Copy out the lines that have "equation" in them.

## Source records
______

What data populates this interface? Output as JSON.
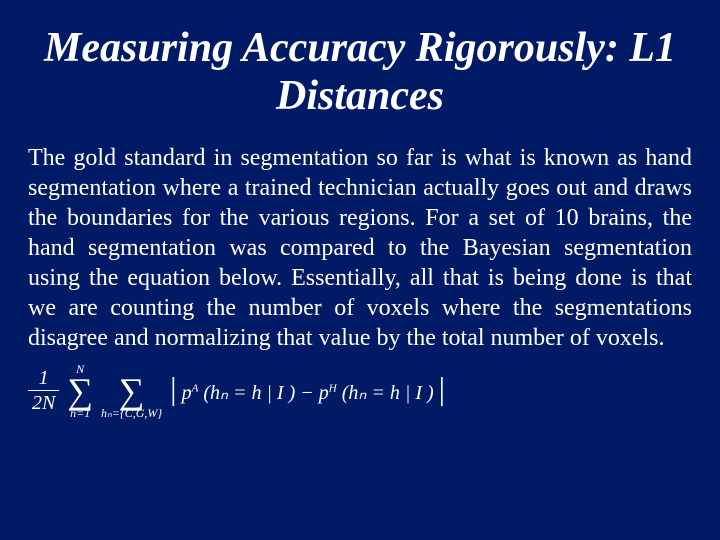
{
  "slide": {
    "background_color": "#001a66",
    "text_color": "#ffffff",
    "title": "Measuring Accuracy Rigorously: L1 Distances",
    "title_fontsize": 42,
    "title_style": "bold italic",
    "body": "The gold standard in segmentation so far is what is known as hand segmentation where a trained technician actually goes out and draws the boundaries for the various regions. For a set of 10 brains, the hand segmentation was compared to the Bayesian segmentation using the equation below. Essentially, all that is being done is that we are counting the number of voxels where the segmentations disagree and normalizing that value by the total number of voxels.",
    "body_fontsize": 24,
    "body_align": "justify",
    "equation": {
      "frac_num": "1",
      "frac_den": "2N",
      "sum1_upper": "N",
      "sum1_lower": "n=1",
      "sum2_lower": "hₙ={C,G,W}",
      "pA": "p",
      "pA_sup": "A",
      "pH": "p",
      "pH_sup": "H",
      "arg_left": "(hₙ = h | I )",
      "minus": "−",
      "arg_right": "(hₙ = h | I )"
    }
  }
}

______

## Answer for this exercise
    "body": "The gold standard in segmentation so far is what is known as hand segmentation where a trained technician actually goes out and draws the boundaries for the various regions. For a set of 10 brains, the hand segmentation was compared to the Bayesian segmentation using the equation below. Essentially, all that is being done is that we are counting the number of voxels where the segmentations disagree and normalizing that value by the total number of voxels.",
    "equation": {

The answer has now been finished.